Start

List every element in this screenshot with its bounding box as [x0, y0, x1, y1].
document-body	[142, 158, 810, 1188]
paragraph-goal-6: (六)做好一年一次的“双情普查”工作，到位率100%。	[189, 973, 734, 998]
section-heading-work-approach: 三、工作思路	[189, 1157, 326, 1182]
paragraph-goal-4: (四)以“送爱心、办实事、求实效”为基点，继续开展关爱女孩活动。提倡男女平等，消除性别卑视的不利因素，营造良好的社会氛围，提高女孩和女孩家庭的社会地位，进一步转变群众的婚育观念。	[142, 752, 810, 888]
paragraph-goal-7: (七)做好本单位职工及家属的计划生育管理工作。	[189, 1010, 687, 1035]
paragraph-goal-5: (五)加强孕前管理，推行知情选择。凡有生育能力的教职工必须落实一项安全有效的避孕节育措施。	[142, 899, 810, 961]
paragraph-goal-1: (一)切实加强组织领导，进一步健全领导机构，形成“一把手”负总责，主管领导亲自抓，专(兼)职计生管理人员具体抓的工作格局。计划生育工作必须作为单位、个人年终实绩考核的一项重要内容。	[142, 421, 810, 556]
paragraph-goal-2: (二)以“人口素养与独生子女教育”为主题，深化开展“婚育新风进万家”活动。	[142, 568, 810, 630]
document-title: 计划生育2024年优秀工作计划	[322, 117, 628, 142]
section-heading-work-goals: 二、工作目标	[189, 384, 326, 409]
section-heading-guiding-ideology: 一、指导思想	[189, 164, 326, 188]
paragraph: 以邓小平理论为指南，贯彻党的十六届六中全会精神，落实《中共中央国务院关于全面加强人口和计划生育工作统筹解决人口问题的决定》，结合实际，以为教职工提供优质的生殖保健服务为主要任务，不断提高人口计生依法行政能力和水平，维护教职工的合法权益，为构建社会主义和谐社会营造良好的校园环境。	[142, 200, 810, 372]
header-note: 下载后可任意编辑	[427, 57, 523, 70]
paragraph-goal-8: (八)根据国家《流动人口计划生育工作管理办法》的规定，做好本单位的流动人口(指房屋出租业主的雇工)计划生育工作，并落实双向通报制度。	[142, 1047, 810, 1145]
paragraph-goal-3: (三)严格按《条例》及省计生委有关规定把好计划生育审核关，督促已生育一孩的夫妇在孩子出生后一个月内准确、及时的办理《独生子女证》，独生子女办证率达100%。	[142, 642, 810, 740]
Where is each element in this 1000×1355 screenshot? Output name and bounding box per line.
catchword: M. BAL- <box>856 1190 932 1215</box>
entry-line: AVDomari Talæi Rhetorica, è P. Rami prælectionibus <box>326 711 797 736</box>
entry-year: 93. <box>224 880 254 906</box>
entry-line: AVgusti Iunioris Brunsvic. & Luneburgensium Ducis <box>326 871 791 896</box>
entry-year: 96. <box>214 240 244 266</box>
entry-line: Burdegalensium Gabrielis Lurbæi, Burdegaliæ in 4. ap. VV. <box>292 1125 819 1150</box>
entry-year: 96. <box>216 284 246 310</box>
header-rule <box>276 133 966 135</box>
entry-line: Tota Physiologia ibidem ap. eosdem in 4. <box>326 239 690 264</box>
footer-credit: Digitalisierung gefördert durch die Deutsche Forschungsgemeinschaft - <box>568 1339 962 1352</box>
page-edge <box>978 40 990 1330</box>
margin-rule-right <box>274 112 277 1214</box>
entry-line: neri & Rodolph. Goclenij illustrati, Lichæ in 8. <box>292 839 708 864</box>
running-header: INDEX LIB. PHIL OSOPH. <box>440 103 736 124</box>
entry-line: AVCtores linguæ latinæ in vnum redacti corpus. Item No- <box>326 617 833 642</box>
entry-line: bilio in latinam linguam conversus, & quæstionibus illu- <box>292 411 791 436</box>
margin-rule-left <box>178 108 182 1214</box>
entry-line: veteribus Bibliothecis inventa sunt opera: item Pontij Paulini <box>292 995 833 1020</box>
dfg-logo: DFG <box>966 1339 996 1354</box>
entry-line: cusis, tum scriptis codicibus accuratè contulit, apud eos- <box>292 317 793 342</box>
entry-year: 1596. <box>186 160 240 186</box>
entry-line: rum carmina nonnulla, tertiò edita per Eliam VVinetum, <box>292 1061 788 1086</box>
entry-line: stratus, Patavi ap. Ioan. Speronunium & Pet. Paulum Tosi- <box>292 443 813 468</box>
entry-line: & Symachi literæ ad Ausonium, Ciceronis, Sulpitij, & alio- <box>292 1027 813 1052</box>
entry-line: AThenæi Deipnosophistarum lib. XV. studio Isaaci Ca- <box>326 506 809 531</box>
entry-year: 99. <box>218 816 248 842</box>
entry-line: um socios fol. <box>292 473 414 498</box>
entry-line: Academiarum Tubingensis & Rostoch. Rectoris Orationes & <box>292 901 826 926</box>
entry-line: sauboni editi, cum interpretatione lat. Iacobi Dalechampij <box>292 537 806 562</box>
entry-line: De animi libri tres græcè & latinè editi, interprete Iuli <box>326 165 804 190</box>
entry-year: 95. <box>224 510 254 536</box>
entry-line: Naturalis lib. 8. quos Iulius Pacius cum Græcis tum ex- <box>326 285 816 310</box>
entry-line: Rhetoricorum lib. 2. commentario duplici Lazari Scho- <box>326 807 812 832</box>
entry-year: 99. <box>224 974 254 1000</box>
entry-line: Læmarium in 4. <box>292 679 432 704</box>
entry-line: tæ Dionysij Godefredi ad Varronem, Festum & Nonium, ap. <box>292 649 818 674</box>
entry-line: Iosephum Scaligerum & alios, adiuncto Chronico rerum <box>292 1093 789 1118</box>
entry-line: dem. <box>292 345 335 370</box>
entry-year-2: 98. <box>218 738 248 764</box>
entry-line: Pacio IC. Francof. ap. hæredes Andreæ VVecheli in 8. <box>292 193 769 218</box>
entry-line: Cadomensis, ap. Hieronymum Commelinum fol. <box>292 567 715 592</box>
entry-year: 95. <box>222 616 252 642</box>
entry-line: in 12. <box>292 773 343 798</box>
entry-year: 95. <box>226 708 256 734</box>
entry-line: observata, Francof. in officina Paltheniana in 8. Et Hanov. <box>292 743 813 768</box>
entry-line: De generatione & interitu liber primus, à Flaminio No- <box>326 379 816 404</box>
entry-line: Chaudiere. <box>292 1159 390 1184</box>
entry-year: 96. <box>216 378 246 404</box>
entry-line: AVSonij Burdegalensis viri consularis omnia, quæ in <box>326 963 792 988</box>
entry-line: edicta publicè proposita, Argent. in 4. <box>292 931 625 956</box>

End

Count the lines in the items above that contain the string "year", and reply with the number alone.

11